• _Given task_
Look through the listing for the word "Protection". Copy each line that has it.

• _Entries shown_
***

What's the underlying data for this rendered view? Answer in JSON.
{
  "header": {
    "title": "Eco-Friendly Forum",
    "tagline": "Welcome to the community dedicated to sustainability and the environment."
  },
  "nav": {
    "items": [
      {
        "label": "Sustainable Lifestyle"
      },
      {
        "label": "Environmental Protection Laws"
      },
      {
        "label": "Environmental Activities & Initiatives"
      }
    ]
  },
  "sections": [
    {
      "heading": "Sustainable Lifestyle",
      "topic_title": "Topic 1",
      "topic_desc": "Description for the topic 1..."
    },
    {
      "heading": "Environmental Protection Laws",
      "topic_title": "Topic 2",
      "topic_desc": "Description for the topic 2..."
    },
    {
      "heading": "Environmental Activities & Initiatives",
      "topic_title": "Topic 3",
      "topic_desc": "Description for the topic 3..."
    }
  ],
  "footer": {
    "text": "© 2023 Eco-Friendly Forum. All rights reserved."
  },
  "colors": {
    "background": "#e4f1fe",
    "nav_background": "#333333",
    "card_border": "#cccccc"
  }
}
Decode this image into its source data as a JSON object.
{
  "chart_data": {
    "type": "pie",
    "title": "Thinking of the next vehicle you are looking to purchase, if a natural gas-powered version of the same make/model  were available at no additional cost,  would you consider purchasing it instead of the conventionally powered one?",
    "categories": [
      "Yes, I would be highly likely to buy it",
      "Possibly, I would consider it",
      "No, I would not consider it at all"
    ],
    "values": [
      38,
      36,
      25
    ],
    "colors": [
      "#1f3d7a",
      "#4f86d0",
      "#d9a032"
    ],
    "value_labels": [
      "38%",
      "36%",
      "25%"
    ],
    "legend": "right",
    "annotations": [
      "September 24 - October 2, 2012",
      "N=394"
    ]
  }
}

***

• _Task answer_
        "label": "Environmental Protection Laws"
      "heading": "Environmental Protection Laws",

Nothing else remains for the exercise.